* BEGIN Dataset rows *

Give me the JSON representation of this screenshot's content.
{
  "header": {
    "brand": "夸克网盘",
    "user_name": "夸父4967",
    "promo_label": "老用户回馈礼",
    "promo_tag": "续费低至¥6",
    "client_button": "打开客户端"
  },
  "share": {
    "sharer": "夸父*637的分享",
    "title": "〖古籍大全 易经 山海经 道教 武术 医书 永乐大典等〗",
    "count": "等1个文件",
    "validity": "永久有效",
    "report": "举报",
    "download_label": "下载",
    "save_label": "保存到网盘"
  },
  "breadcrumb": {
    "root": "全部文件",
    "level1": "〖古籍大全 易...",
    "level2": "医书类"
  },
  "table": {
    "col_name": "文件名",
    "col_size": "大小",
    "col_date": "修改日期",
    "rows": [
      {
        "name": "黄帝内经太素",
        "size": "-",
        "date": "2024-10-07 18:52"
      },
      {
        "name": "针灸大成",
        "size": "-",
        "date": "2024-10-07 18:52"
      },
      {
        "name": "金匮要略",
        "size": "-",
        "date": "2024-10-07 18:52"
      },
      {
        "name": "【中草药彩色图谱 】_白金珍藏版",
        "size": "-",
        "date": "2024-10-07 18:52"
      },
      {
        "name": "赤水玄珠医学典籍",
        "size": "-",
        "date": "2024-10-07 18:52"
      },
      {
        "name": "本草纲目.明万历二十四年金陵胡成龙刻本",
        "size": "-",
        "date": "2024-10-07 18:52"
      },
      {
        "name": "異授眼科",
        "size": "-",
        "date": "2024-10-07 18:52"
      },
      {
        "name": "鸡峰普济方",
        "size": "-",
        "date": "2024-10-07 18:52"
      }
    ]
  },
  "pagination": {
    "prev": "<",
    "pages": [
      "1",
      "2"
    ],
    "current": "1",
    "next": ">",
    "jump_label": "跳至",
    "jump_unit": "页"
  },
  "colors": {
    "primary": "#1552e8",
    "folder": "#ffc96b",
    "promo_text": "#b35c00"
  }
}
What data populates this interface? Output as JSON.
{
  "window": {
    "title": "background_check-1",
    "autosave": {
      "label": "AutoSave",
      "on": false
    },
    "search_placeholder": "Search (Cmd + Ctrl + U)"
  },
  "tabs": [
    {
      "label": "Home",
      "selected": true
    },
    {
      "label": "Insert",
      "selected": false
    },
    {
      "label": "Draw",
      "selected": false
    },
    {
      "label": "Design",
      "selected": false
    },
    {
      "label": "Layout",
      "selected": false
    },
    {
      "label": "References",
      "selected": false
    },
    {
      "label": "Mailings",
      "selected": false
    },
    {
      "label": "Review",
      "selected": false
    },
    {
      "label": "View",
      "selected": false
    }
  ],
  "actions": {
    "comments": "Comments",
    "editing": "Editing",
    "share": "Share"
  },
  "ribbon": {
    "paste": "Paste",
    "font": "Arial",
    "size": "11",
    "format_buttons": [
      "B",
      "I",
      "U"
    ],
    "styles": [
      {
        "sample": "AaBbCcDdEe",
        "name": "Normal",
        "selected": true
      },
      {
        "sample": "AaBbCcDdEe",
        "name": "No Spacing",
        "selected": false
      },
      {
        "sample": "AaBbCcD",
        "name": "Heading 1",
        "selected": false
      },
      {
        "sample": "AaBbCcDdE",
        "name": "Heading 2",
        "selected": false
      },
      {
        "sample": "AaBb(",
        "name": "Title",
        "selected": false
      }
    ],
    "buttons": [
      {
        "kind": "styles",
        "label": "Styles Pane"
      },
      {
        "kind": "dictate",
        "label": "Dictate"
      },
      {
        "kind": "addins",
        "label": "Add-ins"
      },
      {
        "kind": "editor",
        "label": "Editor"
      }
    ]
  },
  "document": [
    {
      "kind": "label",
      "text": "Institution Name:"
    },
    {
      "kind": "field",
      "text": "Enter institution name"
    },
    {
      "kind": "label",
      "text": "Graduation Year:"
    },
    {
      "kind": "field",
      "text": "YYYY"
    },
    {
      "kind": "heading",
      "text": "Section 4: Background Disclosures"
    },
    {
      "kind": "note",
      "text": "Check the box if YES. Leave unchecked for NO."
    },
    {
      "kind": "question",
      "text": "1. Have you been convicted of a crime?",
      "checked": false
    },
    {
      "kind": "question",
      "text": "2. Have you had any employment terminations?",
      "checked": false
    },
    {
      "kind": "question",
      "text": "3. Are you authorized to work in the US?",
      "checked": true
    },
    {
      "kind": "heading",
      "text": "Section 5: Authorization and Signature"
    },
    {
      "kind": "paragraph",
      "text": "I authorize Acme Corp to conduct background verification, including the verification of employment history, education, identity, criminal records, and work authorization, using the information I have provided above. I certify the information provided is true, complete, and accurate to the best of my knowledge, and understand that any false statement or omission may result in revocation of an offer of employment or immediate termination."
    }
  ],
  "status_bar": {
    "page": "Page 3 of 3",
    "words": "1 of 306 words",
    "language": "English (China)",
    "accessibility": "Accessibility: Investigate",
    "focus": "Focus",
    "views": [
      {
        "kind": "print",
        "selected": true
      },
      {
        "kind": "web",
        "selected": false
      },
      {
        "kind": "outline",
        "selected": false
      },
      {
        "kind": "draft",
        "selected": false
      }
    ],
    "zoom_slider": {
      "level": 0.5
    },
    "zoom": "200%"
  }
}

* END Dataset rows *

### What you have to do
Reproduce the entries above in full, verbatim.

### Written answer
Give me the JSON representation of this screenshot's content.
{
  "header": {
    "brand": "夸克网盘",
    "user_name": "夸父4967",
    "promo_label": "老用户回馈礼",
    "promo_tag": "续费低至¥6",
    "client_button": "打开客户端"
  },
  "share": {
    "sharer": "夸父*637的分享",
    "title": "〖古籍大全 易经 山海经 道教 武术 医书 永乐大典等〗",
    "count": "等1个文件",
    "validity": "永久有效",
    "report": "举报",
    "download_label": "下载",
    "save_label": "保存到网盘"
  },
  "breadcrumb": {
    "root": "全部文件",
    "level1": "〖古籍大全 易...",
    "level2": "医书类"
  },
  "table": {
    "col_name": "文件名",
    "col_size": "大小",
    "col_date": "修改日期",
    "rows": [
      {
        "name": "黄帝内经太素",
        "size": "-",
        "date": "2024-10-07 18:52"
      },
      {
        "name": "针灸大成",
        "size": "-",
        "date": "2024-10-07 18:52"
      },
      {
        "name": "金匮要略",
        "size": "-",
        "date": "2024-10-07 18:52"
      },
      {
        "name": "【中草药彩色图谱 】_白金珍藏版",
        "size": "-",
        "date": "2024-10-07 18:52"
      },
      {
        "name": "赤水玄珠医学典籍",
        "size": "-",
        "date": "2024-10-07 18:52"
      },
      {
        "name": "本草纲目.明万历二十四年金陵胡成龙刻本",
        "size": "-",
        "date": "2024-10-07 18:52"
      },
      {
        "name": "異授眼科",
        "size": "-",
        "date": "2024-10-07 18:52"
      },
      {
        "name": "鸡峰普济方",
        "size": "-",
        "date": "2024-10-07 18:52"
      }
    ]
  },
  "pagination": {
    "prev": "<",
    "pages": [
      "1",
      "2"
    ],
    "current": "1",
    "next": ">",
    "jump_label": "跳至",
    "jump_unit": "页"
  },
  "colors": {
    "primary": "#1552e8",
    "folder": "#ffc96b",
    "promo_text": "#b35c00"
  }
}
What data populates this interface? Output as JSON.
{
  "window": {
    "title": "background_check-1",
    "autosave": {
      "label": "AutoSave",
      "on": false
    },
    "search_placeholder": "Search (Cmd + Ctrl + U)"
  },
  "tabs": [
    {
      "label": "Home",
      "selected": true
    },
    {
      "label": "Insert",
      "selected": false
    },
    {
      "label": "Draw",
      "selected": false
    },
    {
      "label": "Design",
      "selected": false
    },
    {
      "label": "Layout",
      "selected": false
    },
    {
      "label": "References",
      "selected": false
    },
    {
      "label": "Mailings",
      "selected": false
    },
    {
      "label": "Review",
      "selected": false
    },
    {
      "label": "View",
      "selected": false
    }
  ],
  "actions": {
    "comments": "Comments",
    "editing": "Editing",
    "share": "Share"
  },
  "ribbon": {
    "paste": "Paste",
    "font": "Arial",
    "size": "11",
    "format_buttons": [
      "B",
      "I",
      "U"
    ],
    "styles": [
      {
        "sample": "AaBbCcDdEe",
        "name": "Normal",
        "selected": true
      },
      {
        "sample": "AaBbCcDdEe",
        "name": "No Spacing",
        "selected": false
      },
      {
        "sample": "AaBbCcD",
        "name": "Heading 1",
        "selected": false
      },
      {
        "sample": "AaBbCcDdE",
        "name": "Heading 2",
        "selected": false
      },
      {
        "sample": "AaBb(",
        "name": "Title",
        "selected": false
      }
    ],
    "buttons": [
      {
        "kind": "styles",
        "label": "Styles Pane"
      },
      {
        "kind": "dictate",
        "label": "Dictate"
      },
      {
        "kind": "addins",
        "label": "Add-ins"
      },
      {
        "kind": "editor",
        "label": "Editor"
      }
    ]
  },
  "document": [
    {
      "kind": "label",
      "text": "Institution Name:"
    },
    {
      "kind": "field",
      "text": "Enter institution name"
    },
    {
      "kind": "label",
      "text": "Graduation Year:"
    },
    {
      "kind": "field",
      "text": "YYYY"
    },
    {
      "kind": "heading",
      "text": "Section 4: Background Disclosures"
    },
    {
      "kind": "note",
      "text": "Check the box if YES. Leave unchecked for NO."
    },
    {
      "kind": "question",
      "text": "1. Have you been convicted of a crime?",
      "checked": false
    },
    {
      "kind": "question",
      "text": "2. Have you had any employment terminations?",
      "checked": false
    },
    {
      "kind": "question",
      "text": "3. Are you authorized to work in the US?",
      "checked": true
    },
    {
      "kind": "heading",
      "text": "Section 5: Authorization and Signature"
    },
    {
      "kind": "paragraph",
      "text": "I authorize Acme Corp to conduct background verification, including the verification of employment history, education, identity, criminal records, and work authorization, using the information I have provided above. I certify the information provided is true, complete, and accurate to the best of my knowledge, and understand that any false statement or omission may result in revocation of an offer of employment or immediate termination."
    }
  ],
  "status_bar": {
    "page": "Page 3 of 3",
    "words": "1 of 306 words",
    "language": "English (China)",
    "accessibility": "Accessibility: Investigate",
    "focus": "Focus",
    "views": [
      {
        "kind": "print",
        "selected": true
      },
      {
        "kind": "web",
        "selected": false
      },
      {
        "kind": "outline",
        "selected": false
      },
      {
        "kind": "draft",
        "selected": false
      }
    ],
    "zoom_slider": {
      "level": 0.5
    },
    "zoom": "200%"
  }
}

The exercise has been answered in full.